═══ GIVEN INFORMATION ═══
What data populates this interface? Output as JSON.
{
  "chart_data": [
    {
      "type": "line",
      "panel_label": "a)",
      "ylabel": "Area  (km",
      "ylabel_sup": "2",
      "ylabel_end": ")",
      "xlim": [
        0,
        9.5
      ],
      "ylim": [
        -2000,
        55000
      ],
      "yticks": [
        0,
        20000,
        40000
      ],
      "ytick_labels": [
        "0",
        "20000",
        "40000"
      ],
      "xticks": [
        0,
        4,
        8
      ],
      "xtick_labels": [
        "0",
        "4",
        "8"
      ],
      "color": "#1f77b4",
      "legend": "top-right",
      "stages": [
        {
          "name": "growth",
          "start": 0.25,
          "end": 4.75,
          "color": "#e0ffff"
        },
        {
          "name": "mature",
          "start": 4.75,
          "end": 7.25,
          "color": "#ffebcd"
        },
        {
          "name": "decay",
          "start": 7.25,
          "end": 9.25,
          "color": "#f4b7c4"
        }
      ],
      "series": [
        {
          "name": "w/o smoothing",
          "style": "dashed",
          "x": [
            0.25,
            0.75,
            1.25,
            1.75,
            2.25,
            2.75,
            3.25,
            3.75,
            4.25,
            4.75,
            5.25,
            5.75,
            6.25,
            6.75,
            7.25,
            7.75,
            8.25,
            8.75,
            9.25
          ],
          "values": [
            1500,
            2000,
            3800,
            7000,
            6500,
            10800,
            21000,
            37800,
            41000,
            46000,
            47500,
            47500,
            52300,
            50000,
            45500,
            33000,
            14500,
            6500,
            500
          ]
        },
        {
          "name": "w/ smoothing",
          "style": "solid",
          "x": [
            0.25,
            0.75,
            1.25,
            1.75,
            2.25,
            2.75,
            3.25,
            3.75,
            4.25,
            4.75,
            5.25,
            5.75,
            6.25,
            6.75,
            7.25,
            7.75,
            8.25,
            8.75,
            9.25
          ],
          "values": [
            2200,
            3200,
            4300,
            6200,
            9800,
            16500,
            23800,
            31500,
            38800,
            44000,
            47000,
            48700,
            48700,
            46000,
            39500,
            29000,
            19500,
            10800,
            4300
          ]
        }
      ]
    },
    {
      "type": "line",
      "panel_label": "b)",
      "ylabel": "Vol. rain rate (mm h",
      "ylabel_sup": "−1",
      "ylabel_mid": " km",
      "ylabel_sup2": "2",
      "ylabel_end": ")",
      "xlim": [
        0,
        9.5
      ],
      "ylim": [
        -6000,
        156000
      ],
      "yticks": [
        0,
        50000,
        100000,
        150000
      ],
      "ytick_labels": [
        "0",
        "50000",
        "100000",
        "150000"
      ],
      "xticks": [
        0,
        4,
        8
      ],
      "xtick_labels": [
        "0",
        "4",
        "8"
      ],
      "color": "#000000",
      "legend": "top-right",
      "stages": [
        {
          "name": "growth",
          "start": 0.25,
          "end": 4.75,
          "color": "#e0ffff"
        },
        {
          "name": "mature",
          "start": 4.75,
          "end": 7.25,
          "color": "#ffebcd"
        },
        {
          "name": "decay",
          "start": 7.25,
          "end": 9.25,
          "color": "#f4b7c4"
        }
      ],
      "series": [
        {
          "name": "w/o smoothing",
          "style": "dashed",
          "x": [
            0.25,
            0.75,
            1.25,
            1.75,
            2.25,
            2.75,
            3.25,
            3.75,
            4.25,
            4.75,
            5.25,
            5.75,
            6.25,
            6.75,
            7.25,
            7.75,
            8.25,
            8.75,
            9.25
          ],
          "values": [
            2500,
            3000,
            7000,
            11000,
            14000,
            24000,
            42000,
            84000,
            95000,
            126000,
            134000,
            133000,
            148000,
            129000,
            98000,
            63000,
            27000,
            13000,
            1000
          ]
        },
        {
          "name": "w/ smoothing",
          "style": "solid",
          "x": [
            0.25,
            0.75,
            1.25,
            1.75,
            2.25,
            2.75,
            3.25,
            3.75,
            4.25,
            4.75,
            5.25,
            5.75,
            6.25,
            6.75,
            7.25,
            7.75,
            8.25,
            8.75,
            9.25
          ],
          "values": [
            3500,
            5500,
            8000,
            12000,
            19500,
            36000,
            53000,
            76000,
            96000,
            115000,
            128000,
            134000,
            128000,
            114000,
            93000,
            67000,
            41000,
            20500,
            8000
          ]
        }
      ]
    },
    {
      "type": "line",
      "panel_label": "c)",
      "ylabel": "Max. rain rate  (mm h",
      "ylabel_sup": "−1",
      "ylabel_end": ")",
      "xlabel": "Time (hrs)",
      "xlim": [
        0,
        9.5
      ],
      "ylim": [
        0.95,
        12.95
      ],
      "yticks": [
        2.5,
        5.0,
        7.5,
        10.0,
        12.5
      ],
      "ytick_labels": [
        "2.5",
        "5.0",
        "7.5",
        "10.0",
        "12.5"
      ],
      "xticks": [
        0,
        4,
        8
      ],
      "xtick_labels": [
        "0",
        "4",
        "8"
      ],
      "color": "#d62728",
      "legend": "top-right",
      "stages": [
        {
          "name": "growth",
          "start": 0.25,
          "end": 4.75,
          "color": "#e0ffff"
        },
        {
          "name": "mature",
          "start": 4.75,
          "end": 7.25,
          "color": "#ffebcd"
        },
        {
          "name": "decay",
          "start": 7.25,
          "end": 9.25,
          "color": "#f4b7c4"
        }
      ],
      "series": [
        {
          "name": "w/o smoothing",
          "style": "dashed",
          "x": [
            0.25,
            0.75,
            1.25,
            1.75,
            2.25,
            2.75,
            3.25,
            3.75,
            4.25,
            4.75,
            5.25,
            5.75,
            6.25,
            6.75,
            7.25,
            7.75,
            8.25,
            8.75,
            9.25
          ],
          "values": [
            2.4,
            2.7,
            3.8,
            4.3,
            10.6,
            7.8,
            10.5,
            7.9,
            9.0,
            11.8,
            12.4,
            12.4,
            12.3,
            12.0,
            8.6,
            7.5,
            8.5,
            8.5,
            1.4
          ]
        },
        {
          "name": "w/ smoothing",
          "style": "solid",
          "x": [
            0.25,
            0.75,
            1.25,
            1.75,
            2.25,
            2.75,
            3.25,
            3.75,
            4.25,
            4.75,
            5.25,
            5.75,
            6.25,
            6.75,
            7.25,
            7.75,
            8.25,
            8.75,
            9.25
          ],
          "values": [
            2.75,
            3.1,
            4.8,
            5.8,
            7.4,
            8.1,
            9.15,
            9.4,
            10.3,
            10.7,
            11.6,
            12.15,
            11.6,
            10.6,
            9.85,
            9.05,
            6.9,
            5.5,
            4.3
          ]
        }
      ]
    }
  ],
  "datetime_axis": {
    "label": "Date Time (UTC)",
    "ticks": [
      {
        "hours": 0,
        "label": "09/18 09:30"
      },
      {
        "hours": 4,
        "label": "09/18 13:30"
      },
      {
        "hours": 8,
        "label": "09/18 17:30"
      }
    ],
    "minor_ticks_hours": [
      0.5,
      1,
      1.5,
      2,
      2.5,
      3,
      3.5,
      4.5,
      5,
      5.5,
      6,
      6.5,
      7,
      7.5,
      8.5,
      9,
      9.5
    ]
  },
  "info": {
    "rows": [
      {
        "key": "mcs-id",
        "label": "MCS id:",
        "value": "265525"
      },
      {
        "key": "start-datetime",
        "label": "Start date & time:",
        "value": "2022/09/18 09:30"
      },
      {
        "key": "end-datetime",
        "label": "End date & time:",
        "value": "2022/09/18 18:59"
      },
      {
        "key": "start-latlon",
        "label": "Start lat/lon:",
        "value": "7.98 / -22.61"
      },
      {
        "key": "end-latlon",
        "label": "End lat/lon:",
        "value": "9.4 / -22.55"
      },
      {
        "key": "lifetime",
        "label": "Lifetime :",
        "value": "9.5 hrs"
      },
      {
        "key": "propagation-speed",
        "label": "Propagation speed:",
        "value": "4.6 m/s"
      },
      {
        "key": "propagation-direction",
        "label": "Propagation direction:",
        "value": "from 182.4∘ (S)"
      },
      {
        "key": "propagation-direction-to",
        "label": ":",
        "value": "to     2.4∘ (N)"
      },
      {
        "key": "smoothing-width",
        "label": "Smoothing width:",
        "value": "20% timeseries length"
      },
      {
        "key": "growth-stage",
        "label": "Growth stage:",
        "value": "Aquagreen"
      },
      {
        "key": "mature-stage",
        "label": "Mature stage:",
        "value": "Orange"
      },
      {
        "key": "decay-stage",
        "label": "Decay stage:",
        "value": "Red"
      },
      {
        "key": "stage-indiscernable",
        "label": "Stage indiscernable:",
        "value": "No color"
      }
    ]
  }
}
═══
- **TO DO**
Which lines contain the word "width"? Copy each one.

- **CORRECT ANSWER**
        "key": "smoothing-width",
        "label": "Smoothing width:",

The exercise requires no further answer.